Rewrite all of the material below with every "bbox" changed to "bounding box", leaving everything else unchanged and omitting the pictures.

** BEGIN **

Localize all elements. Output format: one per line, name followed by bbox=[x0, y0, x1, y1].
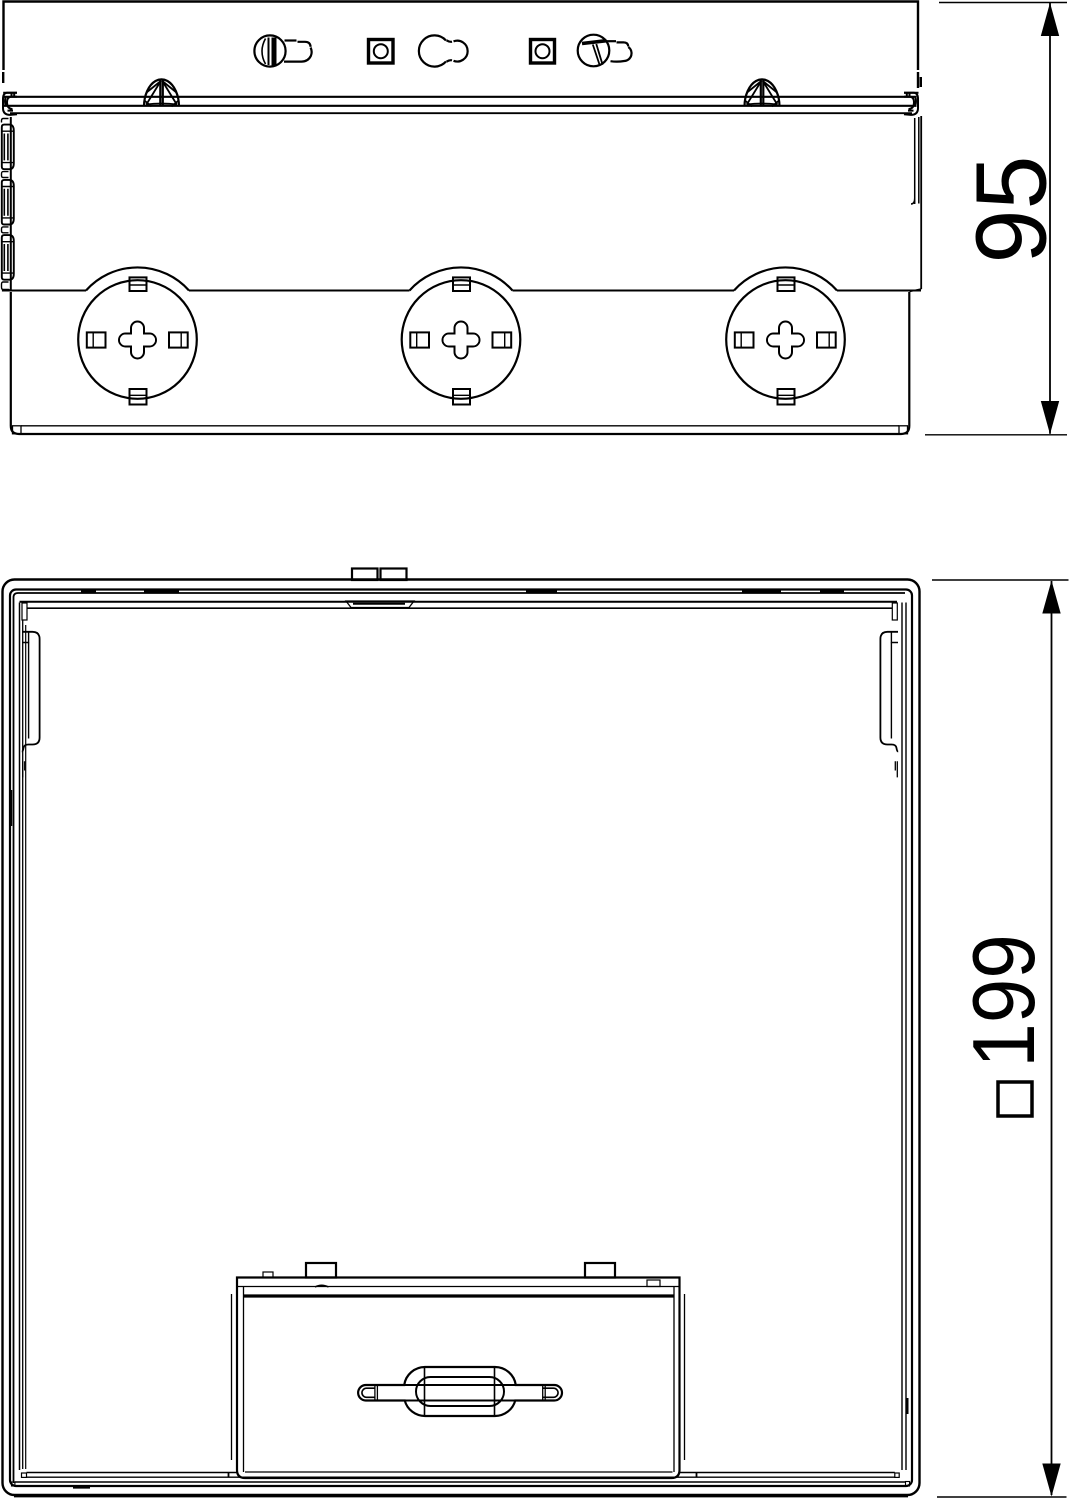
svg-text:95: 95 bbox=[955, 156, 1067, 264]
svg-text:199: 199 bbox=[955, 934, 1053, 1068]
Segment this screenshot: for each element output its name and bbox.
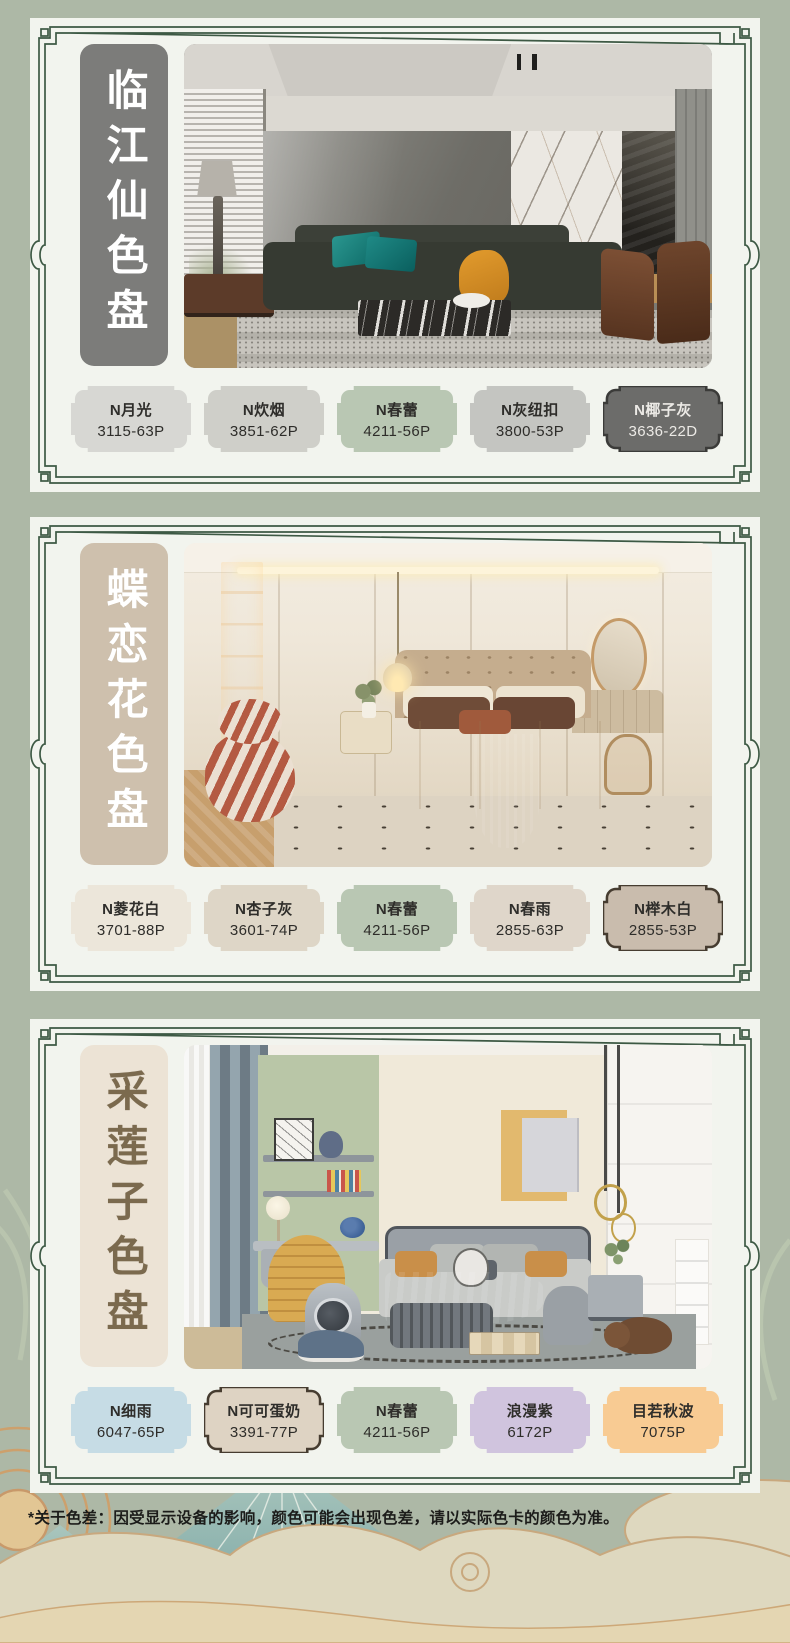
gray-doll-shape <box>543 1286 593 1344</box>
palette-card-cailianzi: 采莲子色盘 <box>30 1019 760 1493</box>
swatch-name: 浪漫紫 <box>507 1400 554 1421</box>
cove-light-shape <box>237 567 659 573</box>
vase-shape <box>362 702 376 718</box>
palette-title: 蝶恋花色盘 <box>103 567 145 842</box>
swatch-name: N可可蛋奶 <box>227 1400 300 1421</box>
swatch-row: N细雨 6047-65P N可可蛋奶 3391-77P N春蕾 4211-56P <box>71 1387 723 1453</box>
swatch-row: N菱花白 3701-88P N杏子灰 3601-74P N春蕾 4211-56P <box>71 885 723 951</box>
color-swatch: N春蕾 4211-56P <box>337 885 457 951</box>
swatch-code: 4211-56P <box>363 922 430 939</box>
pet-carrier-window-shape <box>314 1298 352 1335</box>
bunny-doll-shape <box>319 1131 343 1159</box>
palette-title-block: 临江仙色盘 <box>80 44 168 366</box>
swatch-name: N炊烟 <box>243 399 285 420</box>
swatch-name: N杏子灰 <box>235 898 293 919</box>
swatch-code: 2855-53P <box>629 922 697 939</box>
picture-frame-shape <box>274 1118 314 1161</box>
nightstand-shape <box>588 1275 643 1321</box>
swatch-code: 3115-63P <box>97 423 164 440</box>
swatch-code: 3601-74P <box>230 922 298 939</box>
palette-card-linjiangxian: 临江仙色盘 <box>30 18 760 492</box>
color-swatch: N杏子灰 3601-74P <box>204 885 324 951</box>
ceiling-panel-shape <box>268 44 511 97</box>
color-disclaimer: *关于色差：因受显示设备的影响，颜色可能会出现色差，请以实际色卡的颜色为准。 <box>28 1506 619 1528</box>
color-swatch: N春雨 2855-63P <box>470 885 590 951</box>
color-swatch: N可可蛋奶 3391-77P <box>204 1387 324 1453</box>
color-swatch: 浪漫紫 6172P <box>470 1387 590 1453</box>
color-swatch: N春蕾 4211-56P <box>337 386 457 452</box>
color-swatch: N灰纽扣 3800-53P <box>470 386 590 452</box>
swatch-name: N春雨 <box>509 898 551 919</box>
room-photo-kids-bedroom <box>184 1045 712 1369</box>
palette-title: 采莲子色盘 <box>103 1069 145 1344</box>
color-swatch: N菱花白 3701-88P <box>71 885 191 951</box>
color-swatch: N月光 3115-63P <box>71 386 191 452</box>
swatch-code: 4211-56P <box>363 1424 430 1441</box>
caramel-pillow-shape <box>525 1251 567 1277</box>
palette-title-block: 采莲子色盘 <box>80 1045 168 1367</box>
swatch-code: 7075P <box>640 1424 685 1441</box>
swatch-code: 3636-22D <box>628 423 697 440</box>
sneakers-shape <box>298 1330 364 1362</box>
swatch-name: N月光 <box>110 399 152 420</box>
books-shape <box>327 1170 361 1193</box>
ball-lamp-shape <box>266 1196 290 1220</box>
swatch-code: 6047-65P <box>97 1424 165 1441</box>
palette-title-block: 蝶恋花色盘 <box>80 543 168 865</box>
swatch-name: 目若秋波 <box>632 1400 694 1421</box>
pendant-lamp-shape <box>383 663 413 692</box>
hanging-cord-shape <box>604 1045 607 1191</box>
swatch-code: 3391-77P <box>230 1424 298 1441</box>
ceiling-vent-shape <box>532 54 537 70</box>
ceiling-vent-shape <box>517 54 522 70</box>
room-photo-bedroom <box>184 543 712 867</box>
wood-floor-shape <box>184 1327 247 1369</box>
swatch-code: 3800-53P <box>496 423 564 440</box>
palette-card-dielianhua: 蝶恋花色盘 <box>30 517 760 991</box>
swatch-code: 4211-56P <box>363 423 430 440</box>
swatch-name: N椰子灰 <box>634 399 692 420</box>
swatch-code: 3851-62P <box>230 423 298 440</box>
lamp-stem-shape <box>277 1218 280 1241</box>
bed-runner-shape <box>474 734 540 847</box>
swatch-name: N春蕾 <box>376 399 418 420</box>
color-swatch: N细雨 6047-65P <box>71 1387 191 1453</box>
leather-chair-shape <box>657 239 710 344</box>
swatch-row: N月光 3115-63P N炊烟 3851-62P N春蕾 4211-56P <box>71 386 723 452</box>
swatch-name: N灰纽扣 <box>501 399 559 420</box>
blue-hydrangea-shape <box>340 1217 365 1238</box>
swatch-code: 2855-63P <box>496 922 564 939</box>
color-swatch: N椰子灰 3636-22D <box>603 386 723 452</box>
leather-bench-shape <box>184 274 274 317</box>
color-swatch: N炊烟 3851-62P <box>204 386 324 452</box>
floor-lamp-shade-shape <box>197 161 237 197</box>
teal-pillow-shape <box>365 236 418 273</box>
striped-bean-chair-shape <box>205 731 295 822</box>
wall-beam-shape <box>258 96 680 134</box>
swatch-name: N菱花白 <box>102 898 160 919</box>
swatch-name: N细雨 <box>110 1400 152 1421</box>
striped-bean-chair-top-shape <box>218 699 281 744</box>
room-photo-living-room <box>184 44 712 368</box>
swatch-code: 3701-88P <box>97 922 165 939</box>
bear-plush-head-shape <box>604 1322 630 1348</box>
swatch-code: 6172P <box>507 1424 552 1441</box>
marble-coffee-table-shape <box>358 300 511 336</box>
plant-shape <box>601 1236 635 1275</box>
swatch-name: N春蕾 <box>376 898 418 919</box>
color-swatch: N春蕾 4211-56P <box>337 1387 457 1453</box>
leather-chair-shape <box>601 248 654 342</box>
carpet-edge-shape <box>184 313 242 368</box>
palette-poster: 临江仙色盘 <box>0 0 790 1643</box>
swatch-name: N榉木白 <box>634 898 692 919</box>
color-swatch: 目若秋波 7075P <box>603 1387 723 1453</box>
toy-blocks-shape <box>469 1332 540 1355</box>
vanity-mirror-shape <box>591 618 647 699</box>
palette-title: 临江仙色盘 <box>103 68 145 343</box>
wave-clouds <box>0 1480 790 1643</box>
gray-artwork-shape <box>522 1118 579 1193</box>
swatch-name: N春蕾 <box>376 1400 418 1421</box>
color-swatch: N榉木白 2855-53P <box>603 885 723 951</box>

** END **

=== COMPLETE OUTPUT ===
Localize all elements. Output format: one per line, name followed by bounding box=[x0, y0, x1, y1].
svg-text:95: 95 bounding box=[955, 156, 1067, 264]
svg-text:199: 199 bounding box=[955, 934, 1053, 1068]
Segment this screenshot: for each element output its name and bounding box.
gray-doll-shape <box>543 1286 593 1344</box>
palette-card-cailianzi: 采莲子色盘 <box>30 1019 760 1493</box>
swatch-name: 浪漫紫 <box>507 1400 554 1421</box>
cove-light-shape <box>237 567 659 573</box>
vase-shape <box>362 702 376 718</box>
palette-title: 蝶恋花色盘 <box>103 567 145 842</box>
swatch-name: N可可蛋奶 <box>227 1400 300 1421</box>
swatch-row: N细雨 6047-65P N可可蛋奶 3391-77P N春蕾 4211-56P <box>71 1387 723 1453</box>
swatch-row: N菱花白 3701-88P N杏子灰 3601-74P N春蕾 4211-56P <box>71 885 723 951</box>
color-swatch: N春蕾 4211-56P <box>337 885 457 951</box>
swatch-code: 4211-56P <box>363 922 430 939</box>
pet-carrier-window-shape <box>314 1298 352 1335</box>
bunny-doll-shape <box>319 1131 343 1159</box>
palette-title-block: 临江仙色盘 <box>80 44 168 366</box>
swatch-name: N炊烟 <box>243 399 285 420</box>
swatch-name: N杏子灰 <box>235 898 293 919</box>
swatch-code: 2855-53P <box>629 922 697 939</box>
picture-frame-shape <box>274 1118 314 1161</box>
nightstand-shape <box>588 1275 643 1321</box>
swatch-code: 3115-63P <box>97 423 164 440</box>
swatch-code: 3601-74P <box>230 922 298 939</box>
palette-card-linjiangxian: 临江仙色盘 <box>30 18 760 492</box>
color-swatch: N杏子灰 3601-74P <box>204 885 324 951</box>
ceiling-panel-shape <box>268 44 511 97</box>
color-disclaimer: *关于色差：因受显示设备的影响，颜色可能会出现色差，请以实际色卡的颜色为准。 <box>28 1506 619 1528</box>
color-swatch: N春雨 2855-63P <box>470 885 590 951</box>
color-swatch: N可可蛋奶 3391-77P <box>204 1387 324 1453</box>
color-swatch: 浪漫紫 6172P <box>470 1387 590 1453</box>
color-swatch: N春蕾 4211-56P <box>337 386 457 452</box>
color-swatch: N灰纽扣 3800-53P <box>470 386 590 452</box>
swatch-name: N春雨 <box>509 898 551 919</box>
room-photo-kids-bedroom <box>184 1045 712 1369</box>
palette-title: 采莲子色盘 <box>103 1069 145 1344</box>
color-swatch: N菱花白 3701-88P <box>71 885 191 951</box>
color-swatch: N月光 3115-63P <box>71 386 191 452</box>
swatch-code: 4211-56P <box>363 1424 430 1441</box>
caramel-pillow-shape <box>525 1251 567 1277</box>
palette-title-block: 采莲子色盘 <box>80 1045 168 1367</box>
swatch-code: 7075P <box>640 1424 685 1441</box>
swatch-code: 3636-22D <box>628 423 697 440</box>
sneakers-shape <box>298 1330 364 1362</box>
swatch-name: N月光 <box>110 399 152 420</box>
books-shape <box>327 1170 361 1193</box>
ball-lamp-shape <box>266 1196 290 1220</box>
swatch-code: 6047-65P <box>97 1424 165 1441</box>
palette-title-block: 蝶恋花色盘 <box>80 543 168 865</box>
swatch-name: 目若秋波 <box>632 1400 694 1421</box>
pendant-lamp-shape <box>383 663 413 692</box>
hanging-cord-shape <box>604 1045 607 1191</box>
swatch-code: 3391-77P <box>230 1424 298 1441</box>
ceiling-vent-shape <box>532 54 537 70</box>
ceiling-vent-shape <box>517 54 522 70</box>
room-photo-bedroom <box>184 543 712 867</box>
wood-floor-shape <box>184 1327 247 1369</box>
swatch-code: 3800-53P <box>496 423 564 440</box>
palette-card-dielianhua: 蝶恋花色盘 <box>30 517 760 991</box>
swatch-code: 4211-56P <box>363 423 430 440</box>
swatch-name: N椰子灰 <box>634 399 692 420</box>
swatch-code: 3851-62P <box>230 423 298 440</box>
lamp-stem-shape <box>277 1218 280 1241</box>
bed-runner-shape <box>474 734 540 847</box>
swatch-name: N春蕾 <box>376 399 418 420</box>
color-swatch: N细雨 6047-65P <box>71 1387 191 1453</box>
leather-chair-shape <box>657 239 710 344</box>
swatch-row: N月光 3115-63P N炊烟 3851-62P N春蕾 4211-56P <box>71 386 723 452</box>
swatch-name: N灰纽扣 <box>501 399 559 420</box>
blue-hydrangea-shape <box>340 1217 365 1238</box>
swatch-code: 2855-63P <box>496 922 564 939</box>
color-swatch: N椰子灰 3636-22D <box>603 386 723 452</box>
leather-bench-shape <box>184 274 274 317</box>
color-swatch: N炊烟 3851-62P <box>204 386 324 452</box>
floor-lamp-shade-shape <box>197 161 237 197</box>
teal-pillow-shape <box>365 236 418 273</box>
striped-bean-chair-shape <box>205 731 295 822</box>
wall-beam-shape <box>258 96 680 134</box>
swatch-name: N菱花白 <box>102 898 160 919</box>
swatch-name: N细雨 <box>110 1400 152 1421</box>
striped-bean-chair-top-shape <box>218 699 281 744</box>
room-photo-living-room <box>184 44 712 368</box>
swatch-code: 3701-88P <box>97 922 165 939</box>
bear-plush-head-shape <box>604 1322 630 1348</box>
swatch-code: 6172P <box>507 1424 552 1441</box>
marble-coffee-table-shape <box>358 300 511 336</box>
plant-shape <box>601 1236 635 1275</box>
swatch-name: N春蕾 <box>376 898 418 919</box>
color-swatch: N春蕾 4211-56P <box>337 1387 457 1453</box>
leather-chair-shape <box>601 248 654 342</box>
carpet-edge-shape <box>184 313 242 368</box>
palette-poster: 临江仙色盘 <box>0 0 790 1643</box>
swatch-name: N榉木白 <box>634 898 692 919</box>
color-swatch: 目若秋波 7075P <box>603 1387 723 1453</box>
toy-blocks-shape <box>469 1332 540 1355</box>
vanity-mirror-shape <box>591 618 647 699</box>
palette-title: 临江仙色盘 <box>103 68 145 343</box>
wave-clouds <box>0 1480 790 1643</box>
gray-artwork-shape <box>522 1118 579 1193</box>
swatch-name: N春蕾 <box>376 1400 418 1421</box>
color-swatch: N榉木白 2855-53P <box>603 885 723 951</box>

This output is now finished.